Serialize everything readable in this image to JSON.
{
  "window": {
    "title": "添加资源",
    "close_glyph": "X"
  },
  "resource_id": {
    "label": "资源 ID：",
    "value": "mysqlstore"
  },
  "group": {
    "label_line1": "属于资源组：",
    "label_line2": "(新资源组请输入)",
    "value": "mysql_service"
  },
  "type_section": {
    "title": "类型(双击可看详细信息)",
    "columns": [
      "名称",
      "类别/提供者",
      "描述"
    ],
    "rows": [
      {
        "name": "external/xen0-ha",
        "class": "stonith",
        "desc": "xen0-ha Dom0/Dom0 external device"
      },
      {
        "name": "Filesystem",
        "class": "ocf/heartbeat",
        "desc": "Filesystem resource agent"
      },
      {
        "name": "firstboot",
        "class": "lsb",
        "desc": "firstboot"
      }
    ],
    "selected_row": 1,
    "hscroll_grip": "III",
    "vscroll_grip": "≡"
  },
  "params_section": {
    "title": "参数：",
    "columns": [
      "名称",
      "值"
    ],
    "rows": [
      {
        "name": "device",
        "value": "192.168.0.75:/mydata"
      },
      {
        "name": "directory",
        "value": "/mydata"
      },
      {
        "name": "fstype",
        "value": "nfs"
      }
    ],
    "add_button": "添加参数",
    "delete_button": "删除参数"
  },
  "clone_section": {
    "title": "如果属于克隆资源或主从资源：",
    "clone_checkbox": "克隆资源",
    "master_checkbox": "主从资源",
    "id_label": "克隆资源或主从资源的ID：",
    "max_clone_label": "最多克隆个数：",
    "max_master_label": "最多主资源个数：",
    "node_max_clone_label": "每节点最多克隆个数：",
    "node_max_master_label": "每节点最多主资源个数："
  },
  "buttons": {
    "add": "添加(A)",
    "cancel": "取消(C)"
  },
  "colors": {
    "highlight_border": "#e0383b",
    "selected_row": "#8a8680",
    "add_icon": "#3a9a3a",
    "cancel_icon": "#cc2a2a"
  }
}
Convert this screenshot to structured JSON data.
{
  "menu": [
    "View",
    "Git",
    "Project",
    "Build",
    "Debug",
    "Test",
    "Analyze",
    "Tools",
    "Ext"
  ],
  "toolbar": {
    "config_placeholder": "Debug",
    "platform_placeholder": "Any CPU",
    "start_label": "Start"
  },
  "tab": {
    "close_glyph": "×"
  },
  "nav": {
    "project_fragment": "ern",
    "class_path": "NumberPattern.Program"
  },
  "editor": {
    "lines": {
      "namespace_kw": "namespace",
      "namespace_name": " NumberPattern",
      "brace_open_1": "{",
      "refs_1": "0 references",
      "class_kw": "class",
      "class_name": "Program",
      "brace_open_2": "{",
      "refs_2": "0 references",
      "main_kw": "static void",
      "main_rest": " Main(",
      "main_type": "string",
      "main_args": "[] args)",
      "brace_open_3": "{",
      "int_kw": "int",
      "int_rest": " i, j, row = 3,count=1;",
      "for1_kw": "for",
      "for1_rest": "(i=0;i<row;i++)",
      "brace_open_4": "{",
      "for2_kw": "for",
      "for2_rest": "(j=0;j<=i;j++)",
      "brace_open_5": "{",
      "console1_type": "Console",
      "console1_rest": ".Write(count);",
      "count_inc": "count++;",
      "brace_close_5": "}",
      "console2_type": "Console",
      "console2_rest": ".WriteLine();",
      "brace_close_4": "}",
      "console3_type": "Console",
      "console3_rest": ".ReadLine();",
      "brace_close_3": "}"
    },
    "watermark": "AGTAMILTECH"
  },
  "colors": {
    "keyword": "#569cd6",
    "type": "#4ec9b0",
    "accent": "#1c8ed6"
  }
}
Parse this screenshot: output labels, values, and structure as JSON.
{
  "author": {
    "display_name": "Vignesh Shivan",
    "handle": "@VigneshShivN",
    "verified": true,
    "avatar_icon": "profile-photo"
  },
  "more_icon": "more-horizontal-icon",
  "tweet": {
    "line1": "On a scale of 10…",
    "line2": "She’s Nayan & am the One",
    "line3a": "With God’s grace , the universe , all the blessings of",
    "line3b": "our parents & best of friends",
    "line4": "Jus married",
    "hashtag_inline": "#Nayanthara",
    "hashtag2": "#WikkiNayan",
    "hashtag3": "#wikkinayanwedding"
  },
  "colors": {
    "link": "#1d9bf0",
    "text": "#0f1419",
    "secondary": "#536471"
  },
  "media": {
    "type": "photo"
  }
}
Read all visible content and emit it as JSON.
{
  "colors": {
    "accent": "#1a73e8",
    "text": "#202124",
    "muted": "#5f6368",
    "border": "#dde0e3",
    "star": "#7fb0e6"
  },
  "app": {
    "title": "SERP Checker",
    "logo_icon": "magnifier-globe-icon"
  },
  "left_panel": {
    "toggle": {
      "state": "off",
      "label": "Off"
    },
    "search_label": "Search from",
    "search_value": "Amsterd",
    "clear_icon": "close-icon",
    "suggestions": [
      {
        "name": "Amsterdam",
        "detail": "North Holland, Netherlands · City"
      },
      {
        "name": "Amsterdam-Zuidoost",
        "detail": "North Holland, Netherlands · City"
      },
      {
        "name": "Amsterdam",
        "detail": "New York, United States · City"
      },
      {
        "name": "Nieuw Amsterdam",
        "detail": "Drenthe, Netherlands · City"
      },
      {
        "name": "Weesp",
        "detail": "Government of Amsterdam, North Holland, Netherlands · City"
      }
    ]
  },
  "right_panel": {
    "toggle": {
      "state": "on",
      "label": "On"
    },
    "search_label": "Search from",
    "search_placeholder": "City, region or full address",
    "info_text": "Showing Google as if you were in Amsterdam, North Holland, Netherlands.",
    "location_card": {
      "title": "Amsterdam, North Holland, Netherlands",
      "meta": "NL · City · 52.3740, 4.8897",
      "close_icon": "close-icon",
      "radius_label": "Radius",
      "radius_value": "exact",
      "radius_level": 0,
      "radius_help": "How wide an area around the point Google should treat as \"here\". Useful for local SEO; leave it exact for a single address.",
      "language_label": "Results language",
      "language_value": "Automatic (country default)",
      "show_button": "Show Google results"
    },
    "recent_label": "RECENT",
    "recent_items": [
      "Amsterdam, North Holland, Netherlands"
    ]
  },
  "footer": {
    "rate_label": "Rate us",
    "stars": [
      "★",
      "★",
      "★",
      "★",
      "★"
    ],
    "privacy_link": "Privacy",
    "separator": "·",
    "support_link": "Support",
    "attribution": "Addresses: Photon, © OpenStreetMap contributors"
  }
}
# # # # #
• _Instruction_:
Track down every line of the material containing the string "Program", and copy it.

• _Exercise result_:
    "class_path": "NumberPattern.Program"
      "class_name": "Program",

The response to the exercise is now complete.